### GOAL OF THE EXERCISE
Render every entry exactly as it appears.

— start of RECORDS SUPPLIED —

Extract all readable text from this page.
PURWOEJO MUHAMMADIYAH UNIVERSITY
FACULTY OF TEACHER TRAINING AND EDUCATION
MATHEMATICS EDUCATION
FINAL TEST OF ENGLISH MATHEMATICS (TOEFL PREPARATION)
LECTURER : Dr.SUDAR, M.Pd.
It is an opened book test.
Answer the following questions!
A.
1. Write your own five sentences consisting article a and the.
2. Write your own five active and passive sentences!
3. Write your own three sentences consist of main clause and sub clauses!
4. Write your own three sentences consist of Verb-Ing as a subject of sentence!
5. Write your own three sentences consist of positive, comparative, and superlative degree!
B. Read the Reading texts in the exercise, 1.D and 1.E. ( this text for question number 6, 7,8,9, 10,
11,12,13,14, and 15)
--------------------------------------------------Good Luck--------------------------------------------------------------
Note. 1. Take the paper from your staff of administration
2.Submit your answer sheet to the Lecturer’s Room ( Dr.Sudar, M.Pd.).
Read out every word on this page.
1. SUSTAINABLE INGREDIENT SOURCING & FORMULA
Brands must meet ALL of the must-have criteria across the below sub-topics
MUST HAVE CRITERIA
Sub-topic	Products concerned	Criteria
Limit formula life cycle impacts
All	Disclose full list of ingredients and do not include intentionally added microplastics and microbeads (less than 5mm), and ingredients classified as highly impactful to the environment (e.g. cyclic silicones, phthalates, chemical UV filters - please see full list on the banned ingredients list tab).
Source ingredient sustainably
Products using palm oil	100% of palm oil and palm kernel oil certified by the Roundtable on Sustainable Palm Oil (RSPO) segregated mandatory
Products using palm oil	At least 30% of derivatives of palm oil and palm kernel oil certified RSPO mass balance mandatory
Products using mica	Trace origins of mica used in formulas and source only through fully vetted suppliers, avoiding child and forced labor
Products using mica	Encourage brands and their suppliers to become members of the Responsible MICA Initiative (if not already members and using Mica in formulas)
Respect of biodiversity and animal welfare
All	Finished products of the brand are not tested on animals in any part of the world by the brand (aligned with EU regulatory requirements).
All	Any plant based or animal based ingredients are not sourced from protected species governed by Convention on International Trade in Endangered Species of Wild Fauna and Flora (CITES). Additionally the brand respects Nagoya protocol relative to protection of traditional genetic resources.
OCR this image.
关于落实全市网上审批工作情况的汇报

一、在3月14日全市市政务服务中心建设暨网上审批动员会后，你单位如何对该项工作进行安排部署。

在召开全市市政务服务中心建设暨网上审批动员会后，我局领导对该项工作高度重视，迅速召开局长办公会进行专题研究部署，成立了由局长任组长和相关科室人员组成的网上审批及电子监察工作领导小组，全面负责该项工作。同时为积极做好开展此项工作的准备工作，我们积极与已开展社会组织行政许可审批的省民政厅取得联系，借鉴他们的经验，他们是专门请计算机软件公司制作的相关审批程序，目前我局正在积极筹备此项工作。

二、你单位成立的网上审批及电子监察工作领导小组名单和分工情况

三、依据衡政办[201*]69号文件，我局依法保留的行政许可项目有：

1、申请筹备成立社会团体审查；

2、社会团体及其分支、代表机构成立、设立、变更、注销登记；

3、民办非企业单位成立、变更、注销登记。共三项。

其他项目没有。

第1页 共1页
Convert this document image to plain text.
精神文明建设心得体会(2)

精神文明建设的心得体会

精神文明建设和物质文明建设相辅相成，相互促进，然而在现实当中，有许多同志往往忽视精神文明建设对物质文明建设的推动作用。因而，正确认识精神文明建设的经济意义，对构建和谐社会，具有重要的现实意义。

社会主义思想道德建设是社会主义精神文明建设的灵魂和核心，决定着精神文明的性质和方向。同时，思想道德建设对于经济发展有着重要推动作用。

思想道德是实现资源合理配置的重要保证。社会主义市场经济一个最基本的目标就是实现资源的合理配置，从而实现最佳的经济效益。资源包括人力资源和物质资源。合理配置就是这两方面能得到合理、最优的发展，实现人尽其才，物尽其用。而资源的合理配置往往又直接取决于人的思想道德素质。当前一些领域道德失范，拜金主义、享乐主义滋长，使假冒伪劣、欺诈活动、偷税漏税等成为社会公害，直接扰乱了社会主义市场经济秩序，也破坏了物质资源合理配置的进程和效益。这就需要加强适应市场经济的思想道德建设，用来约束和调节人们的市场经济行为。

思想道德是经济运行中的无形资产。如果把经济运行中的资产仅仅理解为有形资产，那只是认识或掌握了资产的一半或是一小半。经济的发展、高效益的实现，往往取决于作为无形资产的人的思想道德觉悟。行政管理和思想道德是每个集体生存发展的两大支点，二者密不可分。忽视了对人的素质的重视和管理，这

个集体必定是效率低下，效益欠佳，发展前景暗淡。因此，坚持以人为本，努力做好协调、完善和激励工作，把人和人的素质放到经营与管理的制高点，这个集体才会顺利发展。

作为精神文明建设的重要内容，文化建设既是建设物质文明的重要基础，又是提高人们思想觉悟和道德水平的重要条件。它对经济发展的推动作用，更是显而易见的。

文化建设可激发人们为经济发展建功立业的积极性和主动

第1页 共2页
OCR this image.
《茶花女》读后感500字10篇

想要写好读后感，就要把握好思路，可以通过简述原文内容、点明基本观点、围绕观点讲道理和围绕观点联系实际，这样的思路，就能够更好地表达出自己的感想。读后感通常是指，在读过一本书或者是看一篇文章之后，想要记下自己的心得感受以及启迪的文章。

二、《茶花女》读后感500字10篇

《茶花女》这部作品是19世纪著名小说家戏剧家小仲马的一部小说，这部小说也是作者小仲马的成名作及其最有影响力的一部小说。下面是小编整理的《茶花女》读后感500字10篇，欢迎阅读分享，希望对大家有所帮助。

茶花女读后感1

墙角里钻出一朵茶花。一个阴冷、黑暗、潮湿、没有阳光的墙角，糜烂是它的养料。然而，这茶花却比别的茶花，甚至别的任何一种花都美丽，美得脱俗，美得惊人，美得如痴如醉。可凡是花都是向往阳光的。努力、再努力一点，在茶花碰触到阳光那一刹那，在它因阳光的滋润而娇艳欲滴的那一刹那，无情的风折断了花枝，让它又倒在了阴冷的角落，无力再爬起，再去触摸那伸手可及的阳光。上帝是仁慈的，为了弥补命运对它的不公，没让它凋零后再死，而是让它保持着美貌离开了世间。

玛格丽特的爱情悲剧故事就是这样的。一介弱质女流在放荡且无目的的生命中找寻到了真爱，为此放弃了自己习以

— end of RECORDS SUPPLIED —

### WRITTEN RESPONSE
Extract all readable text from this page.
PURWOEJO MUHAMMADIYAH UNIVERSITY
FACULTY OF TEACHER TRAINING AND EDUCATION
MATHEMATICS EDUCATION
FINAL TEST OF ENGLISH MATHEMATICS (TOEFL PREPARATION)
LECTURER : Dr.SUDAR, M.Pd.
It is an opened book test.
Answer the following questions!
A.
1. Write your own five sentences consisting article a and the.
2. Write your own five active and passive sentences!
3. Write your own three sentences consist of main clause and sub clauses!
4. Write your own three sentences consist of Verb-Ing as a subject of sentence!
5. Write your own three sentences consist of positive, comparative, and superlative degree!
B. Read the Reading texts in the exercise, 1.D and 1.E. ( this text for question number 6, 7,8,9, 10,
11,12,13,14, and 15)
--------------------------------------------------Good Luck--------------------------------------------------------------
Note. 1. Take the paper from your staff of administration
2.Submit your answer sheet to the Lecturer’s Room ( Dr.Sudar, M.Pd.).
Read out every word on this page.
1. SUSTAINABLE INGREDIENT SOURCING & FORMULA
Brands must meet ALL of the must-have criteria across the below sub-topics
MUST HAVE CRITERIA
Sub-topic	Products concerned	Criteria
Limit formula life cycle impacts
All	Disclose full list of ingredients and do not include intentionally added microplastics and microbeads (less than 5mm), and ingredients classified as highly impactful to the environment (e.g. cyclic silicones, phthalates, chemical UV filters - please see full list on the banned ingredients list tab).
Source ingredient sustainably
Products using palm oil	100% of palm oil and palm kernel oil certified by the Roundtable on Sustainable Palm Oil (RSPO) segregated mandatory
Products using palm oil	At least 30% of derivatives of palm oil and palm kernel oil certified RSPO mass balance mandatory
Products using mica	Trace origins of mica used in formulas and source only through fully vetted suppliers, avoiding child and forced labor
Products using mica	Encourage brands and their suppliers to become members of the Responsible MICA Initiative (if not already members and using Mica in formulas)
Respect of biodiversity and animal welfare
All	Finished products of the brand are not tested on animals in any part of the world by the brand (aligned with EU regulatory requirements).
All	Any plant based or animal based ingredients are not sourced from protected species governed by Convention on International Trade in Endangered Species of Wild Fauna and Flora (CITES). Additionally the brand respects Nagoya protocol relative to protection of traditional genetic resources.
OCR this image.
关于落实全市网上审批工作情况的汇报

一、在3月14日全市市政务服务中心建设暨网上审批动员会后，你单位如何对该项工作进行安排部署。

在召开全市市政务服务中心建设暨网上审批动员会后，我局领导对该项工作高度重视，迅速召开局长办公会进行专题研究部署，成立了由局长任组长和相关科室人员组成的网上审批及电子监察工作领导小组，全面负责该项工作。同时为积极做好开展此项工作的准备工作，我们积极与已开展社会组织行政许可审批的省民政厅取得联系，借鉴他们的经验，他们是专门请计算机软件公司制作的相关审批程序，目前我局正在积极筹备此项工作。

二、你单位成立的网上审批及电子监察工作领导小组名单和分工情况

三、依据衡政办[201*]69号文件，我局依法保留的行政许可项目有：

1、申请筹备成立社会团体审查；

2、社会团体及其分支、代表机构成立、设立、变更、注销登记；

3、民办非企业单位成立、变更、注销登记。共三项。

其他项目没有。

第1页 共1页
Convert this document image to plain text.
精神文明建设心得体会(2)

精神文明建设的心得体会

精神文明建设和物质文明建设相辅相成，相互促进，然而在现实当中，有许多同志往往忽视精神文明建设对物质文明建设的推动作用。因而，正确认识精神文明建设的经济意义，对构建和谐社会，具有重要的现实意义。

社会主义思想道德建设是社会主义精神文明建设的灵魂和核心，决定着精神文明的性质和方向。同时，思想道德建设对于经济发展有着重要推动作用。

思想道德是实现资源合理配置的重要保证。社会主义市场经济一个最基本的目标就是实现资源的合理配置，从而实现最佳的经济效益。资源包括人力资源和物质资源。合理配置就是这两方面能得到合理、最优的发展，实现人尽其才，物尽其用。而资源的合理配置往往又直接取决于人的思想道德素质。当前一些领域道德失范，拜金主义、享乐主义滋长，使假冒伪劣、欺诈活动、偷税漏税等成为社会公害，直接扰乱了社会主义市场经济秩序，也破坏了物质资源合理配置的进程和效益。这就需要加强适应市场经济的思想道德建设，用来约束和调节人们的市场经济行为。

思想道德是经济运行中的无形资产。如果把经济运行中的资产仅仅理解为有形资产，那只是认识或掌握了资产的一半或是一小半。经济的发展、高效益的实现，往往取决于作为无形资产的人的思想道德觉悟。行政管理和思想道德是每个集体生存发展的两大支点，二者密不可分。忽视了对人的素质的重视和管理，这

个集体必定是效率低下，效益欠佳，发展前景暗淡。因此，坚持以人为本，努力做好协调、完善和激励工作，把人和人的素质放到经营与管理的制高点，这个集体才会顺利发展。

作为精神文明建设的重要内容，文化建设既是建设物质文明的重要基础，又是提高人们思想觉悟和道德水平的重要条件。它对经济发展的推动作用，更是显而易见的。

文化建设可激发人们为经济发展建功立业的积极性和主动

第1页 共2页
OCR this image.
《茶花女》读后感500字10篇

想要写好读后感，就要把握好思路，可以通过简述原文内容、点明基本观点、围绕观点讲道理和围绕观点联系实际，这样的思路，就能够更好地表达出自己的感想。读后感通常是指，在读过一本书或者是看一篇文章之后，想要记下自己的心得感受以及启迪的文章。

二、《茶花女》读后感500字10篇

《茶花女》这部作品是19世纪著名小说家戏剧家小仲马的一部小说，这部小说也是作者小仲马的成名作及其最有影响力的一部小说。下面是小编整理的《茶花女》读后感500字10篇，欢迎阅读分享，希望对大家有所帮助。

茶花女读后感1

墙角里钻出一朵茶花。一个阴冷、黑暗、潮湿、没有阳光的墙角，糜烂是它的养料。然而，这茶花却比别的茶花，甚至别的任何一种花都美丽，美得脱俗，美得惊人，美得如痴如醉。可凡是花都是向往阳光的。努力、再努力一点，在茶花碰触到阳光那一刹那，在它因阳光的滋润而娇艳欲滴的那一刹那，无情的风折断了花枝，让它又倒在了阴冷的角落，无力再爬起，再去触摸那伸手可及的阳光。上帝是仁慈的，为了弥补命运对它的不公，没让它凋零后再死，而是让它保持着美貌离开了世间。

玛格丽特的爱情悲剧故事就是这样的。一介弱质女流在放荡且无目的的生命中找寻到了真爱，为此放弃了自己习以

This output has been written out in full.